• **Requirements**: Skip the images. Copy the records exactly as written.

··· Extracted information ···

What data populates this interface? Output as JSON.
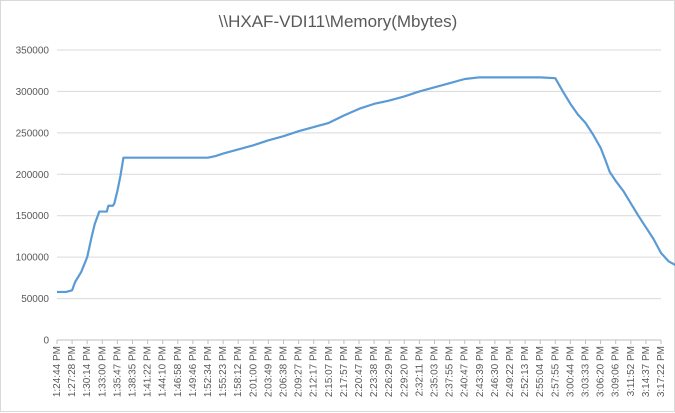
{
  "chart_data": {
    "type": "line",
    "title": "\\\\HXAF-VDI11\\Memory(Mbytes)",
    "xlabel": "",
    "ylabel": "",
    "ylim": [
      0,
      350000
    ],
    "yticks": [
      0,
      50000,
      100000,
      150000,
      200000,
      250000,
      300000,
      350000
    ],
    "ytick_labels": [
      "0",
      "50000",
      "100000",
      "150000",
      "200000",
      "250000",
      "300000",
      "350000"
    ],
    "grid": true,
    "legend": "none",
    "line_color": "#5b9bd5",
    "categories": [
      "1:24:44 PM",
      "1:27:28 PM",
      "1:30:14 PM",
      "1:33:00 PM",
      "1:35:47 PM",
      "1:38:35 PM",
      "1:41:22 PM",
      "1:44:10 PM",
      "1:46:58 PM",
      "1:49:46 PM",
      "1:52:34 PM",
      "1:55:23 PM",
      "1:58:12 PM",
      "2:01:00 PM",
      "2:03:49 PM",
      "2:06:38 PM",
      "2:09:27 PM",
      "2:12:17 PM",
      "2:15:07 PM",
      "2:17:57 PM",
      "2:20:47 PM",
      "2:23:38 PM",
      "2:26:29 PM",
      "2:29:20 PM",
      "2:32:11 PM",
      "2:35:03 PM",
      "2:37:55 PM",
      "2:40:47 PM",
      "2:43:39 PM",
      "2:46:30 PM",
      "2:49:22 PM",
      "2:52:13 PM",
      "2:55:04 PM",
      "2:57:55 PM",
      "3:00:44 PM",
      "3:03:33 PM",
      "3:06:20 PM",
      "3:09:06 PM",
      "3:11:52 PM",
      "3:14:37 PM",
      "3:17:22 PM"
    ],
    "series": [
      {
        "points": [
          [
            0,
            58000
          ],
          [
            0.6,
            58000
          ],
          [
            1.0,
            60000
          ],
          [
            1.2,
            70000
          ],
          [
            1.6,
            82000
          ],
          [
            2.0,
            100000
          ],
          [
            2.3,
            125000
          ],
          [
            2.5,
            140000
          ],
          [
            2.7,
            150000
          ],
          [
            2.8,
            155000
          ],
          [
            3.3,
            155000
          ],
          [
            3.4,
            162000
          ],
          [
            3.7,
            162000
          ],
          [
            3.8,
            165000
          ],
          [
            4.0,
            180000
          ],
          [
            4.2,
            198000
          ],
          [
            4.4,
            220000
          ],
          [
            9.0,
            220000
          ],
          [
            10.0,
            220000
          ],
          [
            10.5,
            222000
          ],
          [
            11.0,
            225000
          ],
          [
            12.0,
            230000
          ],
          [
            13.0,
            235000
          ],
          [
            14.0,
            241000
          ],
          [
            15.0,
            246000
          ],
          [
            16.0,
            252000
          ],
          [
            17.0,
            257000
          ],
          [
            18.0,
            262000
          ],
          [
            19.0,
            271000
          ],
          [
            20.0,
            279000
          ],
          [
            21.0,
            285000
          ],
          [
            22.0,
            289000
          ],
          [
            23.0,
            294000
          ],
          [
            24.0,
            300000
          ],
          [
            25.0,
            305000
          ],
          [
            26.0,
            310000
          ],
          [
            27.0,
            315000
          ],
          [
            28.0,
            317000
          ],
          [
            32.0,
            317000
          ],
          [
            33.0,
            316000
          ],
          [
            33.5,
            300000
          ],
          [
            34.0,
            285000
          ],
          [
            34.5,
            272000
          ],
          [
            35.0,
            262000
          ],
          [
            35.5,
            248000
          ],
          [
            36.0,
            232000
          ],
          [
            36.3,
            218000
          ],
          [
            36.6,
            203000
          ],
          [
            37.0,
            192000
          ],
          [
            37.5,
            180000
          ],
          [
            38.0,
            165000
          ],
          [
            38.5,
            150000
          ],
          [
            39.0,
            136000
          ],
          [
            39.5,
            122000
          ],
          [
            40.0,
            105000
          ],
          [
            40.5,
            95000
          ],
          [
            41.0,
            90000
          ]
        ]
      }
    ]
  }
}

···

• **Written response**:
What data populates this interface? Output as JSON.
{
  "chart_data": {
    "type": "line",
    "title": "\\\\HXAF-VDI11\\Memory(Mbytes)",
    "xlabel": "",
    "ylabel": "",
    "ylim": [
      0,
      350000
    ],
    "yticks": [
      0,
      50000,
      100000,
      150000,
      200000,
      250000,
      300000,
      350000
    ],
    "ytick_labels": [
      "0",
      "50000",
      "100000",
      "150000",
      "200000",
      "250000",
      "300000",
      "350000"
    ],
    "grid": true,
    "legend": "none",
    "line_color": "#5b9bd5",
    "categories": [
      "1:24:44 PM",
      "1:27:28 PM",
      "1:30:14 PM",
      "1:33:00 PM",
      "1:35:47 PM",
      "1:38:35 PM",
      "1:41:22 PM",
      "1:44:10 PM",
      "1:46:58 PM",
      "1:49:46 PM",
      "1:52:34 PM",
      "1:55:23 PM",
      "1:58:12 PM",
      "2:01:00 PM",
      "2:03:49 PM",
      "2:06:38 PM",
      "2:09:27 PM",
      "2:12:17 PM",
      "2:15:07 PM",
      "2:17:57 PM",
      "2:20:47 PM",
      "2:23:38 PM",
      "2:26:29 PM",
      "2:29:20 PM",
      "2:32:11 PM",
      "2:35:03 PM",
      "2:37:55 PM",
      "2:40:47 PM",
      "2:43:39 PM",
      "2:46:30 PM",
      "2:49:22 PM",
      "2:52:13 PM",
      "2:55:04 PM",
      "2:57:55 PM",
      "3:00:44 PM",
      "3:03:33 PM",
      "3:06:20 PM",
      "3:09:06 PM",
      "3:11:52 PM",
      "3:14:37 PM",
      "3:17:22 PM"
    ],
    "series": [
      {
        "points": [
          [
            0,
            58000
          ],
          [
            0.6,
            58000
          ],
          [
            1.0,
            60000
          ],
          [
            1.2,
            70000
          ],
          [
            1.6,
            82000
          ],
          [
            2.0,
            100000
          ],
          [
            2.3,
            125000
          ],
          [
            2.5,
            140000
          ],
          [
            2.7,
            150000
          ],
          [
            2.8,
            155000
          ],
          [
            3.3,
            155000
          ],
          [
            3.4,
            162000
          ],
          [
            3.7,
            162000
          ],
          [
            3.8,
            165000
          ],
          [
            4.0,
            180000
          ],
          [
            4.2,
            198000
          ],
          [
            4.4,
            220000
          ],
          [
            9.0,
            220000
          ],
          [
            10.0,
            220000
          ],
          [
            10.5,
            222000
          ],
          [
            11.0,
            225000
          ],
          [
            12.0,
            230000
          ],
          [
            13.0,
            235000
          ],
          [
            14.0,
            241000
          ],
          [
            15.0,
            246000
          ],
          [
            16.0,
            252000
          ],
          [
            17.0,
            257000
          ],
          [
            18.0,
            262000
          ],
          [
            19.0,
            271000
          ],
          [
            20.0,
            279000
          ],
          [
            21.0,
            285000
          ],
          [
            22.0,
            289000
          ],
          [
            23.0,
            294000
          ],
          [
            24.0,
            300000
          ],
          [
            25.0,
            305000
          ],
          [
            26.0,
            310000
          ],
          [
            27.0,
            315000
          ],
          [
            28.0,
            317000
          ],
          [
            32.0,
            317000
          ],
          [
            33.0,
            316000
          ],
          [
            33.5,
            300000
          ],
          [
            34.0,
            285000
          ],
          [
            34.5,
            272000
          ],
          [
            35.0,
            262000
          ],
          [
            35.5,
            248000
          ],
          [
            36.0,
            232000
          ],
          [
            36.3,
            218000
          ],
          [
            36.6,
            203000
          ],
          [
            37.0,
            192000
          ],
          [
            37.5,
            180000
          ],
          [
            38.0,
            165000
          ],
          [
            38.5,
            150000
          ],
          [
            39.0,
            136000
          ],
          [
            39.5,
            122000
          ],
          [
            40.0,
            105000
          ],
          [
            40.5,
            95000
          ],
          [
            41.0,
            90000
          ]
        ]
      }
    ]
  }
}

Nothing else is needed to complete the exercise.